Material for this exercise:

▼

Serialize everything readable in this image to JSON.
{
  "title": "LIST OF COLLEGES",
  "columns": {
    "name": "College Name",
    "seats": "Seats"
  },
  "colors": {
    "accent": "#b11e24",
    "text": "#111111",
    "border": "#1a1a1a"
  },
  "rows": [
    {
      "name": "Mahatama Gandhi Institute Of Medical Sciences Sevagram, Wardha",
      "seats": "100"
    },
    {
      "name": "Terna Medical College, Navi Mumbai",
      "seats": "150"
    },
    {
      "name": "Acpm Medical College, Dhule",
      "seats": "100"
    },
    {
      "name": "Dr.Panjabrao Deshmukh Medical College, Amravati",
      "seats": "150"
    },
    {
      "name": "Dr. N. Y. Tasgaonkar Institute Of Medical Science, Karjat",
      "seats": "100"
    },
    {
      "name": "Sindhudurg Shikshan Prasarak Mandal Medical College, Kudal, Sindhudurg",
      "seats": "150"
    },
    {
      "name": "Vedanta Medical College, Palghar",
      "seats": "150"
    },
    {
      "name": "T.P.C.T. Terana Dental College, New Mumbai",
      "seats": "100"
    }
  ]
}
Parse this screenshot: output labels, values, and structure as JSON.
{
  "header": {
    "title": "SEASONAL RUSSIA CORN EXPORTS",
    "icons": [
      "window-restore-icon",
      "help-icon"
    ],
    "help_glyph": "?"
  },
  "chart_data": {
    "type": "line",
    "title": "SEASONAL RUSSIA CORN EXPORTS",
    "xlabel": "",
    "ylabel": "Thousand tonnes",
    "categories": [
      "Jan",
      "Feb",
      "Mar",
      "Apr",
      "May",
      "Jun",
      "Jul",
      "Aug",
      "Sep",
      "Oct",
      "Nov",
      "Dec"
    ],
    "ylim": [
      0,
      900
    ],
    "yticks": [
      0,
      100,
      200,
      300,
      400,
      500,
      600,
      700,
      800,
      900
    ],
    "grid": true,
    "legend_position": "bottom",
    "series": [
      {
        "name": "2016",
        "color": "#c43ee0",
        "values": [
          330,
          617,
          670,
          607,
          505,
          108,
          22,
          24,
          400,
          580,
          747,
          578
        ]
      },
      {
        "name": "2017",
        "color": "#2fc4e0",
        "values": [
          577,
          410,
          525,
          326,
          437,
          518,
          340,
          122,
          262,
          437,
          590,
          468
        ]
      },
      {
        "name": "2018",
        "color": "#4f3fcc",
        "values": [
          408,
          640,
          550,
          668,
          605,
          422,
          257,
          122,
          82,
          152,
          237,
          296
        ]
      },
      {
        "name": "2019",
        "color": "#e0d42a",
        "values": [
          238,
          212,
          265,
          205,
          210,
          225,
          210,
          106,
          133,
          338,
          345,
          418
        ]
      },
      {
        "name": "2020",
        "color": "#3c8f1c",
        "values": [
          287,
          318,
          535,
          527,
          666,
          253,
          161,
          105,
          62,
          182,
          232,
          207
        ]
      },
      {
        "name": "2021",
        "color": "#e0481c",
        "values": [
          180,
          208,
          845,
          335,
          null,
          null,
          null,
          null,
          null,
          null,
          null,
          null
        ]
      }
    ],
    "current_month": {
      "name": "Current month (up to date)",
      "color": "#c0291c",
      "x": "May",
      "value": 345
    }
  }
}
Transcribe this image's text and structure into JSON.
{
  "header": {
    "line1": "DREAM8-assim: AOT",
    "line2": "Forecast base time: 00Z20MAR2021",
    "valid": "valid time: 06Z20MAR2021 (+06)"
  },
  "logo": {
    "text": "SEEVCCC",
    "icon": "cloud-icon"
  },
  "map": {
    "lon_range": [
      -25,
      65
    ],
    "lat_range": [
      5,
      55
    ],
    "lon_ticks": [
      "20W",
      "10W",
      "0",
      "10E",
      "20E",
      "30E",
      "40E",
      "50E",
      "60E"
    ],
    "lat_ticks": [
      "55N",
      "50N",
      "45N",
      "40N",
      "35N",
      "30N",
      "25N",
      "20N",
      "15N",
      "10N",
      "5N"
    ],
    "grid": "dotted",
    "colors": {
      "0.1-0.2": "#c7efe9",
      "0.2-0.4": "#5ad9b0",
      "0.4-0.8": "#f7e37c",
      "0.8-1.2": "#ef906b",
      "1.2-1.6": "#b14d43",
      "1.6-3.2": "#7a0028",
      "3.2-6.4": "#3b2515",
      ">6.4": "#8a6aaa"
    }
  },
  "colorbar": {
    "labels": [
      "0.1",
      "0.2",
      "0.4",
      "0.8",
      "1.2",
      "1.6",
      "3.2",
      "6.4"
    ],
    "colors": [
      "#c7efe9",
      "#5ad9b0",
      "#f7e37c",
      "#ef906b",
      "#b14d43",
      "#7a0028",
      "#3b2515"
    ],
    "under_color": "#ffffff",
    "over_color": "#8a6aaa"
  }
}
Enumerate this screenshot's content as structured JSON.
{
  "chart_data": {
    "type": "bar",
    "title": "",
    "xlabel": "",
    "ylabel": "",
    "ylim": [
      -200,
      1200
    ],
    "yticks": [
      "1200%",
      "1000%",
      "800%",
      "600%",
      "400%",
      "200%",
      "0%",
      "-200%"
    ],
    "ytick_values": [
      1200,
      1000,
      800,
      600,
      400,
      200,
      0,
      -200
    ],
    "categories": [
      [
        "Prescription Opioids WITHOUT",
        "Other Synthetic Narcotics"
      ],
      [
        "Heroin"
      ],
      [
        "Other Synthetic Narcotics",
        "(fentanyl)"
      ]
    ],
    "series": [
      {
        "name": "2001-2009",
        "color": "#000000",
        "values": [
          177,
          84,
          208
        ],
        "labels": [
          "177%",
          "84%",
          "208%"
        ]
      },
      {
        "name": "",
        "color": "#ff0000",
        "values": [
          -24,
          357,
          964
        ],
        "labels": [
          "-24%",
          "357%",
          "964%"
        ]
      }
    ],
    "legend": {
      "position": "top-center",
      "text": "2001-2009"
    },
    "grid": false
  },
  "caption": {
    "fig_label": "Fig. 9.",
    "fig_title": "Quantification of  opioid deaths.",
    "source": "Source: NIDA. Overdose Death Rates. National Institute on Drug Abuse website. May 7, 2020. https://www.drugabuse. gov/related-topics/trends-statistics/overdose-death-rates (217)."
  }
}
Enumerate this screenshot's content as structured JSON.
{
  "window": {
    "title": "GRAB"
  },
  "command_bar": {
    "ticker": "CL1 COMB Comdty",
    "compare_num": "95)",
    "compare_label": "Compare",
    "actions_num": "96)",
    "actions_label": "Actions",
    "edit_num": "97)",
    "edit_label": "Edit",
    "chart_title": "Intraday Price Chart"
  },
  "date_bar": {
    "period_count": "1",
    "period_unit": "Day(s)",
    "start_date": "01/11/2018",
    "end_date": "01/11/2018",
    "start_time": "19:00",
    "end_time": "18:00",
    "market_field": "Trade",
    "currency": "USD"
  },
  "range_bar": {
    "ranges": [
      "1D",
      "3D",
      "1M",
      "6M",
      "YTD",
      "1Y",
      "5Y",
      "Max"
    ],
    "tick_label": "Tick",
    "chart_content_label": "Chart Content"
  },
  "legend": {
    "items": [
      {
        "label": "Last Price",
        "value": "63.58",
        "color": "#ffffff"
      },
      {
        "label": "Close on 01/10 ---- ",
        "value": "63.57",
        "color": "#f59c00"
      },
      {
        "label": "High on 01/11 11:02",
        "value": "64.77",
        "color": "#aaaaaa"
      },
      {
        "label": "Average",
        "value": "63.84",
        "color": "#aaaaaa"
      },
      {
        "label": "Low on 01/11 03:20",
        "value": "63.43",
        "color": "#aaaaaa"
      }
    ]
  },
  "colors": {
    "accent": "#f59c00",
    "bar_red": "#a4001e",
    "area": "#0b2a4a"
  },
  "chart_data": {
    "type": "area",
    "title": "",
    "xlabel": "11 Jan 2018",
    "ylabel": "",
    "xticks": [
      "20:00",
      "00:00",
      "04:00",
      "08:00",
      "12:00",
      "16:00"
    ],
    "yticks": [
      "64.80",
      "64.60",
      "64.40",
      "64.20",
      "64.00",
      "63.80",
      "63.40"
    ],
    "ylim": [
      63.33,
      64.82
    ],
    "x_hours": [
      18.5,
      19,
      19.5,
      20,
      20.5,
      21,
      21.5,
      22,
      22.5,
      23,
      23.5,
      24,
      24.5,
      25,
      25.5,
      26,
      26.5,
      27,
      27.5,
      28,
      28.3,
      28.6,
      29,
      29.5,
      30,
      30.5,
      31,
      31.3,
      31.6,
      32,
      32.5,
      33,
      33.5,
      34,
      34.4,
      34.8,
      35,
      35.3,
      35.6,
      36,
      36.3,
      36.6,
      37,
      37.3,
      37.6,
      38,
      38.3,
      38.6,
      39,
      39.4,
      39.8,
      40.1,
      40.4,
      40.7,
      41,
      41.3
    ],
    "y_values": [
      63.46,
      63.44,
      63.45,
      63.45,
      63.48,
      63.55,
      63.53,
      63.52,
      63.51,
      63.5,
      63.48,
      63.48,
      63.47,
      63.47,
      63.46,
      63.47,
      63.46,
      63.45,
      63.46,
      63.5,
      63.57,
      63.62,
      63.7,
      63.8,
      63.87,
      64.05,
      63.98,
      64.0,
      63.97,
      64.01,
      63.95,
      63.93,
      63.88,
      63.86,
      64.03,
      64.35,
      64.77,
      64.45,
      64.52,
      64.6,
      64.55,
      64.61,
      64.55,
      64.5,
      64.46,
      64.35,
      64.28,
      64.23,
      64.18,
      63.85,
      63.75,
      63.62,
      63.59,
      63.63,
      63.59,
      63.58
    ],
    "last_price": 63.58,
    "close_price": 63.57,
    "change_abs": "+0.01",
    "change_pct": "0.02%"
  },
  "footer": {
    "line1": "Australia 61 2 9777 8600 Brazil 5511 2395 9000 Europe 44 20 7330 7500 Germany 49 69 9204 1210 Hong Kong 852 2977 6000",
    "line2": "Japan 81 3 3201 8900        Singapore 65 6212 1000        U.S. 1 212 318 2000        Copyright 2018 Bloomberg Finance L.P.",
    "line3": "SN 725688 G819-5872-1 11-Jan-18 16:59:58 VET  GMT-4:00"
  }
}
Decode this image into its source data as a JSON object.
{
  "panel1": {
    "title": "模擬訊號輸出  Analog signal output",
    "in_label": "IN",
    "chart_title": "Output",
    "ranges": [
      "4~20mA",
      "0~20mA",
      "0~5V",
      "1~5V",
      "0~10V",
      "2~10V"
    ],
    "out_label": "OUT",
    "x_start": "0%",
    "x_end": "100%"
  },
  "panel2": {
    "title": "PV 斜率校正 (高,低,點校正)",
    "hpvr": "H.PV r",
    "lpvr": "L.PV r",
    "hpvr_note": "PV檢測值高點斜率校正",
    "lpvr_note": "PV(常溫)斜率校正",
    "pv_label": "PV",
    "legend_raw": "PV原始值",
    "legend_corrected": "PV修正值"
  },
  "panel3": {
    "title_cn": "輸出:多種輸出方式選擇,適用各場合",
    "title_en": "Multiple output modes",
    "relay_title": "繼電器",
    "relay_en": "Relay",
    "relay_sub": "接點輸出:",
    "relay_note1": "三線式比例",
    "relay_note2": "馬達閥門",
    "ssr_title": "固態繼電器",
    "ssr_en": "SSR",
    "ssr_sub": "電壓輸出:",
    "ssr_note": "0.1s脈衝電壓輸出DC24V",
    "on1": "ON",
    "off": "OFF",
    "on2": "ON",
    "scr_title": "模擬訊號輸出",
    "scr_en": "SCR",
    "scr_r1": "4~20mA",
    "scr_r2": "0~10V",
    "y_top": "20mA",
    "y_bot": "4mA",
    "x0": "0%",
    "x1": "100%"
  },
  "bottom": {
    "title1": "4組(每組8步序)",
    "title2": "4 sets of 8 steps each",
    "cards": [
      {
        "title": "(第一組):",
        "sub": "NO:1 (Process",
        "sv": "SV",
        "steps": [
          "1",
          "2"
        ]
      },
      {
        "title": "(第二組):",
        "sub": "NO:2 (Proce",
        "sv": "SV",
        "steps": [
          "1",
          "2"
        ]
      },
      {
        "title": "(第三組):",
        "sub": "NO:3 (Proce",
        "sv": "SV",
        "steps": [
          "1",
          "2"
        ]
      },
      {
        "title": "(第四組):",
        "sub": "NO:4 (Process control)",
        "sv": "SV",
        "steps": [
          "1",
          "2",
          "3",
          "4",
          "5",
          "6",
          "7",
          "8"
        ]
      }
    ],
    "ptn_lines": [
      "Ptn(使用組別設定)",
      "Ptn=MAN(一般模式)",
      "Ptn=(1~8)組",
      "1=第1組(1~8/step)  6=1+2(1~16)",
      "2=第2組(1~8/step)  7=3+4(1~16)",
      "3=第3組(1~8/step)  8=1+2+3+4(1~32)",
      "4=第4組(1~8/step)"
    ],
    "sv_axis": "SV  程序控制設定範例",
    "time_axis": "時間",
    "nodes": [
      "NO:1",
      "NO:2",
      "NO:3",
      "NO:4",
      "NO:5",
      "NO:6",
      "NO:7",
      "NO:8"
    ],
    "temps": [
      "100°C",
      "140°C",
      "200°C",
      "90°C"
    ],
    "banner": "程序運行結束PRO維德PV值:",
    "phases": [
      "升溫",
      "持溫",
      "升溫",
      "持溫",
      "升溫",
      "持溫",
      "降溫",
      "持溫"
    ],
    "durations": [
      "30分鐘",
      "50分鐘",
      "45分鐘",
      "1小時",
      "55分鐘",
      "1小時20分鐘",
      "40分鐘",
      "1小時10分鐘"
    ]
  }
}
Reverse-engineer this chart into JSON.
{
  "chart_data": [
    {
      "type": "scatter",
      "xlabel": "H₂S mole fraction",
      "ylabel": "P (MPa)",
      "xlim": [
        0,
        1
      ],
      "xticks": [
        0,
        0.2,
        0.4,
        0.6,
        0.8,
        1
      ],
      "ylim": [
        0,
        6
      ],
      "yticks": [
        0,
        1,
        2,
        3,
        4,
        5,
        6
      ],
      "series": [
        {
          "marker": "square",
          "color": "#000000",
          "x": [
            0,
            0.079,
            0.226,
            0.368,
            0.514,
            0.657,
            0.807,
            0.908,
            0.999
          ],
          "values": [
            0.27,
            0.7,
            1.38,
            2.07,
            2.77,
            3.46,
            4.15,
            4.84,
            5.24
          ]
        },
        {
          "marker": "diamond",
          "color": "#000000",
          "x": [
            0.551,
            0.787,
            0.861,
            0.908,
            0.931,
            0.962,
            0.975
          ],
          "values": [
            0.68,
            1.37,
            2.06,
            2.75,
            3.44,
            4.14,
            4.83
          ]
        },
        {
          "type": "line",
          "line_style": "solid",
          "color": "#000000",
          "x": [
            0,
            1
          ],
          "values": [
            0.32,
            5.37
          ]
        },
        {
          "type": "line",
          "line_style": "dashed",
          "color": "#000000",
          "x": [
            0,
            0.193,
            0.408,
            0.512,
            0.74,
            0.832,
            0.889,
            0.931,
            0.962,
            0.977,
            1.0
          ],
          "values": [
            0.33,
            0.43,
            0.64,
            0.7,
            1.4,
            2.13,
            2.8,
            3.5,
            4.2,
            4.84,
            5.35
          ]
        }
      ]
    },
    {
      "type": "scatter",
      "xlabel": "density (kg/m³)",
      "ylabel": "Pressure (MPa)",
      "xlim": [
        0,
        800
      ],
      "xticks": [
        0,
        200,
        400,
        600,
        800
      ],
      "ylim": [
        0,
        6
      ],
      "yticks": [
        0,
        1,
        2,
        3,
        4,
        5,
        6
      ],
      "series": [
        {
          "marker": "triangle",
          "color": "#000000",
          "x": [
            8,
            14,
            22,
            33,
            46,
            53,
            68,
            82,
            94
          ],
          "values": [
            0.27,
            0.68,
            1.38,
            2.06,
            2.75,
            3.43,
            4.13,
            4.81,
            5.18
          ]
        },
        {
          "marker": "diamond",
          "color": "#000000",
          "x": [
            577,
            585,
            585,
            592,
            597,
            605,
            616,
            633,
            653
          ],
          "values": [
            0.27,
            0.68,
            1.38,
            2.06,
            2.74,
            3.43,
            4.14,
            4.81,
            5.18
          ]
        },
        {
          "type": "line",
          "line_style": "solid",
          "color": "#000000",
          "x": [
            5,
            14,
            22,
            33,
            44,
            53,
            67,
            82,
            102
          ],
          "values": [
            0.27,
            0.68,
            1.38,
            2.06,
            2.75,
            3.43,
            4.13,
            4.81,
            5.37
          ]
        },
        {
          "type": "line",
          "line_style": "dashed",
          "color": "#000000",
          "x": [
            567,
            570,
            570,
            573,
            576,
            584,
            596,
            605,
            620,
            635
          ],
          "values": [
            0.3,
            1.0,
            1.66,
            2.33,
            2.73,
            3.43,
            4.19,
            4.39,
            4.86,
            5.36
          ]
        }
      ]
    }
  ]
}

▲

Problem to solve: Find the number of lines in which the word "Mumbai" occurs, and write nothing but that number.

Written response: 2